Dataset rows
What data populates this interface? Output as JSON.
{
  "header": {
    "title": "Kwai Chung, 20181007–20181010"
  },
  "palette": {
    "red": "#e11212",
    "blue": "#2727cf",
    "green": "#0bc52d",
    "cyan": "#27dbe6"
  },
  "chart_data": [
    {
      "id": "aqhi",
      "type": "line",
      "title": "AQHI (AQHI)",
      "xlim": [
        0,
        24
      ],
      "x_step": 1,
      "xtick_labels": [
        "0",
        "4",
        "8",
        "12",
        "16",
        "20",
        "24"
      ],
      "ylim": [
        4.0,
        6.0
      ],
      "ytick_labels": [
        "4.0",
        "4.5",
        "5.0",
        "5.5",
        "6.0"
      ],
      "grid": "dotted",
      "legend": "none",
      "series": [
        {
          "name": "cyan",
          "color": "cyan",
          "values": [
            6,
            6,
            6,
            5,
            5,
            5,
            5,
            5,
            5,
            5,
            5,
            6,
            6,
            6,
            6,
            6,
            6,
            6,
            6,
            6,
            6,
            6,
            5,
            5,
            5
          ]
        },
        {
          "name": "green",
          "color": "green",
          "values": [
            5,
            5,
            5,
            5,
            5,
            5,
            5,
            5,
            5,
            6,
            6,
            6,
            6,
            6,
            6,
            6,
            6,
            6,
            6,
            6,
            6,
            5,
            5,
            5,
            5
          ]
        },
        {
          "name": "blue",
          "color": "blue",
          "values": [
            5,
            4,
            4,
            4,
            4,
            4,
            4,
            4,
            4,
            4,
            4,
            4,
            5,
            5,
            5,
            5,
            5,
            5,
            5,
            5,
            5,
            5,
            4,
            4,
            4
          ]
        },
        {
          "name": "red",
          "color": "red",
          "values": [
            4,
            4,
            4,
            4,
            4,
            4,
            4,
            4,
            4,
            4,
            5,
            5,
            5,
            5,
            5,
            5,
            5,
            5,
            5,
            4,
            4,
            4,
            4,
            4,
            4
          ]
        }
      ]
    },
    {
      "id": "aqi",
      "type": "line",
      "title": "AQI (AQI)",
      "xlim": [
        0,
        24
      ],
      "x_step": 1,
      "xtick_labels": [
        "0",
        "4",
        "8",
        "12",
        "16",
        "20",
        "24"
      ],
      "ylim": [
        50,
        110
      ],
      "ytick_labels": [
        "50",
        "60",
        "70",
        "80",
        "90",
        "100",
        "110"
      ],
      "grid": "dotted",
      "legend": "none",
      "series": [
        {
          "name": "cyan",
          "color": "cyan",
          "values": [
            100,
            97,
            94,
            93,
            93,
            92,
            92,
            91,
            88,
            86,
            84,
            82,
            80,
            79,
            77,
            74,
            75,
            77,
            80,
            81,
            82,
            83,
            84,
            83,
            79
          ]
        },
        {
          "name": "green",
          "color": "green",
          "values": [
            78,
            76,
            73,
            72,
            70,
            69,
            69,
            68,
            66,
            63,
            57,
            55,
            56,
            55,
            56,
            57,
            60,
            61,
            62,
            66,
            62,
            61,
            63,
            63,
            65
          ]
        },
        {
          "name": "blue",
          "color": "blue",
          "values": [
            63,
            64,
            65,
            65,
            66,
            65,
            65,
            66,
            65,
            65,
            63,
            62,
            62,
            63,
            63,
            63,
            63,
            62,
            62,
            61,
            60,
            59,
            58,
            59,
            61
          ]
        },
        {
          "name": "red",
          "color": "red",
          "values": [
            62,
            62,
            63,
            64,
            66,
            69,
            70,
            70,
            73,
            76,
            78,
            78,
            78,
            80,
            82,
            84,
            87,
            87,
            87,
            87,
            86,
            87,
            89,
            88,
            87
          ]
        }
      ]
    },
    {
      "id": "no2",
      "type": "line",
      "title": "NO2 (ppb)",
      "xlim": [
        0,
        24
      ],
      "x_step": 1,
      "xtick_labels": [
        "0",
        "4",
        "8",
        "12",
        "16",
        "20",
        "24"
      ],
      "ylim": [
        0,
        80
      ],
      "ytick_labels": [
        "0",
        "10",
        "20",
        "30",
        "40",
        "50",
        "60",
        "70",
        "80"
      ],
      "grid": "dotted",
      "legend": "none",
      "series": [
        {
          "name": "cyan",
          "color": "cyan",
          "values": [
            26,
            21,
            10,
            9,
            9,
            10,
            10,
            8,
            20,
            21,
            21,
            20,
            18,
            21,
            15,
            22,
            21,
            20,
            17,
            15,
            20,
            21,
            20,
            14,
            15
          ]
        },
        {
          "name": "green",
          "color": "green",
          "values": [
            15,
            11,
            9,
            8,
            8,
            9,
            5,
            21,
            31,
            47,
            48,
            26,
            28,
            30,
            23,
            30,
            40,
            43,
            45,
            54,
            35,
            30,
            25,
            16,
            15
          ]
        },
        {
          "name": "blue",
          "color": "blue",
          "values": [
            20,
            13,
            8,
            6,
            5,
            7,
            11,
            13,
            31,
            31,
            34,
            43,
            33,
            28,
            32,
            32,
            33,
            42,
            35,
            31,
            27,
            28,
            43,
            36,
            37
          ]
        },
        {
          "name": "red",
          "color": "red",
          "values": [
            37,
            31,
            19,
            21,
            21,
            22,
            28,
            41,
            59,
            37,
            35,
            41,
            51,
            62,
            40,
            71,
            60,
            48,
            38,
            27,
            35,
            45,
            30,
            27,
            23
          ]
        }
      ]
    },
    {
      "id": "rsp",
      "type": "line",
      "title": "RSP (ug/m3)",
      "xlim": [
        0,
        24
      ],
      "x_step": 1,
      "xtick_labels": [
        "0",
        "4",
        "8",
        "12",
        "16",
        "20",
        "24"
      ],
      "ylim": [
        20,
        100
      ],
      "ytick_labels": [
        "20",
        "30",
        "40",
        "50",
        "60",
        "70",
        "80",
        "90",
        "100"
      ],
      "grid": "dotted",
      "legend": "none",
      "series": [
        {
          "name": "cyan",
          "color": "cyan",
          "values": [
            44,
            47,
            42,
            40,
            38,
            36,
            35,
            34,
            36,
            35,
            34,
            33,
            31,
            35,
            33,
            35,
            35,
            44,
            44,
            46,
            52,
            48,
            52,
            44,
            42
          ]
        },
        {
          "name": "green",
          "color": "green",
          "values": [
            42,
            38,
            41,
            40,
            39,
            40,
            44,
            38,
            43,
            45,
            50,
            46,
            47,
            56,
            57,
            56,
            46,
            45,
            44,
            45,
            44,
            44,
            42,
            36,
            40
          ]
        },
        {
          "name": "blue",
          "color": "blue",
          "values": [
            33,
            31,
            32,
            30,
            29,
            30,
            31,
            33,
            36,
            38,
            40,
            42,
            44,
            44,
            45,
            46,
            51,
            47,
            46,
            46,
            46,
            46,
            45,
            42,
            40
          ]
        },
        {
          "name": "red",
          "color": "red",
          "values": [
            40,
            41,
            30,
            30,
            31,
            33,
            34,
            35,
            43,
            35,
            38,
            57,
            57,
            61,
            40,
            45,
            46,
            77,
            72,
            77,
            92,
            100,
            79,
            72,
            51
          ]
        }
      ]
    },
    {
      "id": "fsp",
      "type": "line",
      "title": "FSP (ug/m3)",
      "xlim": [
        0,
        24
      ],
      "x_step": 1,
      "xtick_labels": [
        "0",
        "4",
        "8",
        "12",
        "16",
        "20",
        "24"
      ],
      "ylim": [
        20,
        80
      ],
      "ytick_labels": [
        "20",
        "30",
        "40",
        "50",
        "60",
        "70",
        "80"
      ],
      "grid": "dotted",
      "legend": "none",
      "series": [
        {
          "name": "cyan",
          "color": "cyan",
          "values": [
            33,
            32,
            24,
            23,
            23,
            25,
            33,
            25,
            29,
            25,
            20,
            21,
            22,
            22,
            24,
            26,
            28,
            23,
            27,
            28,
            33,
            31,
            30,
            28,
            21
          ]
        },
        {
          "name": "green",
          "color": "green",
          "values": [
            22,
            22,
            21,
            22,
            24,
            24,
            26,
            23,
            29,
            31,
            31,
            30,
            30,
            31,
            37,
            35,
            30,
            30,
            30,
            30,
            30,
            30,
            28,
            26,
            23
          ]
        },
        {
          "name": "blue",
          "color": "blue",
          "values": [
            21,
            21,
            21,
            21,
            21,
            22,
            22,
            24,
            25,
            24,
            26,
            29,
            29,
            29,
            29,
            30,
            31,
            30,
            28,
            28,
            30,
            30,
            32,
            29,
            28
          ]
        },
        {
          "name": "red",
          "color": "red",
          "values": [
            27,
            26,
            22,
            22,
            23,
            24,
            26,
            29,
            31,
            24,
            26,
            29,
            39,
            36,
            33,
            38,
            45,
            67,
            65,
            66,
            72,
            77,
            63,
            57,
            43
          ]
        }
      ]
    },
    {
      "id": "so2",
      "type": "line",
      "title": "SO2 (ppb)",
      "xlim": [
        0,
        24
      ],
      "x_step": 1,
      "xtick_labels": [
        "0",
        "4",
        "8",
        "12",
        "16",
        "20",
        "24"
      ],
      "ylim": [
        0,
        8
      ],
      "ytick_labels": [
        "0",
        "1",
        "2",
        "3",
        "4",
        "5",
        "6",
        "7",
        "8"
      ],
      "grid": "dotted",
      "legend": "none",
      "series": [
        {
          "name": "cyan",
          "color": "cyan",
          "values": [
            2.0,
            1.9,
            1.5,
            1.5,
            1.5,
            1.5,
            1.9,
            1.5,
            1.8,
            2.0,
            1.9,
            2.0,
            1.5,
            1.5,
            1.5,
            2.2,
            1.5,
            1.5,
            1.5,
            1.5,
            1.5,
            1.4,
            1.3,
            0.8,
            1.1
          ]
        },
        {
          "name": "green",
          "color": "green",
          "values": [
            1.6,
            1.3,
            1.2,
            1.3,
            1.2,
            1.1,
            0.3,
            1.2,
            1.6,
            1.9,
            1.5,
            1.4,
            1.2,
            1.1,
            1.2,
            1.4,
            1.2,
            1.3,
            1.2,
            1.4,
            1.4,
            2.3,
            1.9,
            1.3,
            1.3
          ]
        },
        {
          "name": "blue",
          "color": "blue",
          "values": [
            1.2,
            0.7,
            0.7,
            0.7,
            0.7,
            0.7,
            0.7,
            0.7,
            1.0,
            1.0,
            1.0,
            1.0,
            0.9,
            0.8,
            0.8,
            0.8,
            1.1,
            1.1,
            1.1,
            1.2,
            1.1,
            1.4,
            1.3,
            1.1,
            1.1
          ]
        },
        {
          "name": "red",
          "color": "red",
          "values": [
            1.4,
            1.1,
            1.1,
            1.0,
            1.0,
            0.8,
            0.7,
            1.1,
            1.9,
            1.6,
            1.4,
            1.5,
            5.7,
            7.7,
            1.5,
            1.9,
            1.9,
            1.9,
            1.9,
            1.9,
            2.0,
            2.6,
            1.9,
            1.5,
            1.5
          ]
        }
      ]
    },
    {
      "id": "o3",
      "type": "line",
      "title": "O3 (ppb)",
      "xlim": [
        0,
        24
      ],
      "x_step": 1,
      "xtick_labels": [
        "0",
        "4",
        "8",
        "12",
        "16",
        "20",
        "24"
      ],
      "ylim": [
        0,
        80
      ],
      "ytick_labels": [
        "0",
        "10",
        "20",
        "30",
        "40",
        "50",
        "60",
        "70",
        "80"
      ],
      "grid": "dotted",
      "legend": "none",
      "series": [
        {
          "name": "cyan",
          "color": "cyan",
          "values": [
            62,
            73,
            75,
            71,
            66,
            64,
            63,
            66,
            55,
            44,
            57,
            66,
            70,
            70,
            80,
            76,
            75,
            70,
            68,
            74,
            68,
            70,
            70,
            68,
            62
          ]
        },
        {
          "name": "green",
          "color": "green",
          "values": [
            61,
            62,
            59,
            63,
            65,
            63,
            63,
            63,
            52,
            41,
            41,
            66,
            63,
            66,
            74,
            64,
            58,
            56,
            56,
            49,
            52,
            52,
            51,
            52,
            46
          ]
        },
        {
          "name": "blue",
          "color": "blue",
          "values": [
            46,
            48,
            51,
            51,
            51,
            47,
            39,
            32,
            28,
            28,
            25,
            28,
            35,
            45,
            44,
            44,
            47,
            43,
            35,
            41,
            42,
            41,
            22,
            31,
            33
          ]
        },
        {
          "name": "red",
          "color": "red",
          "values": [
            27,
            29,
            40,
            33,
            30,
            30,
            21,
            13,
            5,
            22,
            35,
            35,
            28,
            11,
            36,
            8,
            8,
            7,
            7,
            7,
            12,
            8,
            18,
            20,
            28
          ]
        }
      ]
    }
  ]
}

■ TASK TO COMPLETE
Go through the records and show every line with the string "title" in it.

■ REPLY
    "title": "Kwai Chung, 20181007–20181010"
      "title": "AQHI (AQHI)",
      "title": "AQI (AQI)",
      "title": "NO2 (ppb)",
      "title": "RSP (ug/m3)",
      "title": "FSP (ug/m3)",
      "title": "SO2 (ppb)",
      "title": "O3 (ppb)",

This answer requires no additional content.